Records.

☆ ☆ ☆

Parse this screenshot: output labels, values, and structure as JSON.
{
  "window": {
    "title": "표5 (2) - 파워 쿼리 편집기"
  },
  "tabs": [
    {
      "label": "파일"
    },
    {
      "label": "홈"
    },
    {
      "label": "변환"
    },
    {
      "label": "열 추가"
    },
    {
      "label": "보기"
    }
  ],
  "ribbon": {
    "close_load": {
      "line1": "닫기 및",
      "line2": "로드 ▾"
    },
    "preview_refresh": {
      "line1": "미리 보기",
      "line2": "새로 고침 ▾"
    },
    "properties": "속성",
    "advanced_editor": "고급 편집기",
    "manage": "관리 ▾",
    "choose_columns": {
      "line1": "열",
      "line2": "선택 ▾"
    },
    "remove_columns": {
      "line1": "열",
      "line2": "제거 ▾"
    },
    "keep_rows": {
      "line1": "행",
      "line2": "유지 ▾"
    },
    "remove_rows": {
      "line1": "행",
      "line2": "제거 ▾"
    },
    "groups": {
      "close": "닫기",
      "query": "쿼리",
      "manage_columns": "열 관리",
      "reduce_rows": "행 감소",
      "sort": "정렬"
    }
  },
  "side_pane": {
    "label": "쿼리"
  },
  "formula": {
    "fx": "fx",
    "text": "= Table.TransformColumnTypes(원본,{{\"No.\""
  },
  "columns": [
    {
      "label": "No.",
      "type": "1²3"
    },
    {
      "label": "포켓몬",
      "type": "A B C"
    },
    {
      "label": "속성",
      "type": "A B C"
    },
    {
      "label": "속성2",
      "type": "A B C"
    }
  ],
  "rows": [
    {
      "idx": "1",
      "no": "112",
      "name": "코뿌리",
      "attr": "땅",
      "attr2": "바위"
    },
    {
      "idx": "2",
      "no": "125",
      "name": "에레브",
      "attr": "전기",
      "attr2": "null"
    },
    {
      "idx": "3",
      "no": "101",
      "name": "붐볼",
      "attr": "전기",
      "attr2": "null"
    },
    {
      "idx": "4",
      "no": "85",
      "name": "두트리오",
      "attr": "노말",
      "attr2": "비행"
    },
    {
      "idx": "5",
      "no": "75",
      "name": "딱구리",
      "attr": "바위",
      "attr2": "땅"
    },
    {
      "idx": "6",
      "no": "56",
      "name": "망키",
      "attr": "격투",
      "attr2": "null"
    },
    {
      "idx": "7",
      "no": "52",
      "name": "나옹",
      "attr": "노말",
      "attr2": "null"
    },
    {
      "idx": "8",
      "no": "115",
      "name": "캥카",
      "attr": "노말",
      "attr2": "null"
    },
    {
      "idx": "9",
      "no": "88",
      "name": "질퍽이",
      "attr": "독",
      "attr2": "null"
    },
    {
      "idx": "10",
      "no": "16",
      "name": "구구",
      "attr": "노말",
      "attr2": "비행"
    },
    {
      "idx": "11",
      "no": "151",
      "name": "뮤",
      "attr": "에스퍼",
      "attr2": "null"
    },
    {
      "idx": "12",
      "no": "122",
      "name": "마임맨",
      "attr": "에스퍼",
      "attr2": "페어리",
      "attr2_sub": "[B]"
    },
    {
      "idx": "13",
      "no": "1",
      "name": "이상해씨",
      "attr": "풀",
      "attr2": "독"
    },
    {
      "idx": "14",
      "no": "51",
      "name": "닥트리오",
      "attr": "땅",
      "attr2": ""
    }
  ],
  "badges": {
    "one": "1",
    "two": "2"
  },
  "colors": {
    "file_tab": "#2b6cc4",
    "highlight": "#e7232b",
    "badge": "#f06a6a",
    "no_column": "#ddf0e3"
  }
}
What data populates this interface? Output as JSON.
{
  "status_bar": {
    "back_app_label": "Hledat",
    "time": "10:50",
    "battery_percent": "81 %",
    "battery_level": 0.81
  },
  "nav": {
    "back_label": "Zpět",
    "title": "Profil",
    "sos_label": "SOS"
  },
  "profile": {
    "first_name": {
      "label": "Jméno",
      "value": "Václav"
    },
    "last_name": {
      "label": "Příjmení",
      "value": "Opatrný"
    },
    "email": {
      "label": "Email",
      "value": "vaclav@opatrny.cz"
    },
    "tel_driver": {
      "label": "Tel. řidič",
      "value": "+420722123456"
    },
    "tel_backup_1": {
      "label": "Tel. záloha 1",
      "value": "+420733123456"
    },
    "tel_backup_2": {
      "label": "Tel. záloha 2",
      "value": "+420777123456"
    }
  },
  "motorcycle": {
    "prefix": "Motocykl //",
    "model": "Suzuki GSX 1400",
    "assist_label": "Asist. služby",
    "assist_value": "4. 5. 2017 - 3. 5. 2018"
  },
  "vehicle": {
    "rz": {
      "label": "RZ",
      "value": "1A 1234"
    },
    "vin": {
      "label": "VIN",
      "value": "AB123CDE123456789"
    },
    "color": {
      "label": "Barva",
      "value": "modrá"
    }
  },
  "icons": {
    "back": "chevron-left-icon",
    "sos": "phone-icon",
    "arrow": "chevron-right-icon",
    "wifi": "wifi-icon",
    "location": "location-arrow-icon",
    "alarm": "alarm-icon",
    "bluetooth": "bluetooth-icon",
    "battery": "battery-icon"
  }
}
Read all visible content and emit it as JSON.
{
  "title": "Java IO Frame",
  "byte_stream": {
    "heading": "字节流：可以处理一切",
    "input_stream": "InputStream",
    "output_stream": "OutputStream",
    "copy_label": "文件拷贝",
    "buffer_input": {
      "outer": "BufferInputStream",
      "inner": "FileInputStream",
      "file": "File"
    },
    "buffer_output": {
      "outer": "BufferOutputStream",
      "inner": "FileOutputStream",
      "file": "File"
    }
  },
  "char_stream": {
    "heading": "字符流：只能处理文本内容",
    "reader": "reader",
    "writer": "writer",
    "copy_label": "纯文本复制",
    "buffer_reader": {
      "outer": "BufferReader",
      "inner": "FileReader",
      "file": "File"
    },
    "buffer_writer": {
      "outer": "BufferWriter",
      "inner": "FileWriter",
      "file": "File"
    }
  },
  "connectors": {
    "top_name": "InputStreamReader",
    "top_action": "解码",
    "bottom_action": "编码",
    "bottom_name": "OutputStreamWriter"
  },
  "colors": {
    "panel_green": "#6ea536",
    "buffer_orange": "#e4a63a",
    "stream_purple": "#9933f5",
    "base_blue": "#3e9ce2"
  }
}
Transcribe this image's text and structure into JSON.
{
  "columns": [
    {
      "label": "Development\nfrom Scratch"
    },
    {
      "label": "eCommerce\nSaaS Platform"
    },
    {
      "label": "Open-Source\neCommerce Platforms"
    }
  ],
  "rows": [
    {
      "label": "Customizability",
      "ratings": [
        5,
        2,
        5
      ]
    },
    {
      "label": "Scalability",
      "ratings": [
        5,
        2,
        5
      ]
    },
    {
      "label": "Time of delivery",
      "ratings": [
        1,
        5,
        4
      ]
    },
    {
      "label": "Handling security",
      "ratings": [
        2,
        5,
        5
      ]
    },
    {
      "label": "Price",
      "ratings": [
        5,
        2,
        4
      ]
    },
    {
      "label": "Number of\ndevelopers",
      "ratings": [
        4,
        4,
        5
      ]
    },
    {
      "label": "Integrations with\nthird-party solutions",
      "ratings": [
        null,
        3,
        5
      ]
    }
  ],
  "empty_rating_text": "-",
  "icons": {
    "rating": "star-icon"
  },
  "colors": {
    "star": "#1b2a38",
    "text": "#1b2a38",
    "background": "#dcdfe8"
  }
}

☆ ☆ ☆

Exercise description.
Copy every line of the listing that includes the string "this".

Reply.
Parse this screenshot: output labels, values, and structure as JSON.
What data populates this interface? Output as JSON.
Transcribe this image's text and structure into JSON.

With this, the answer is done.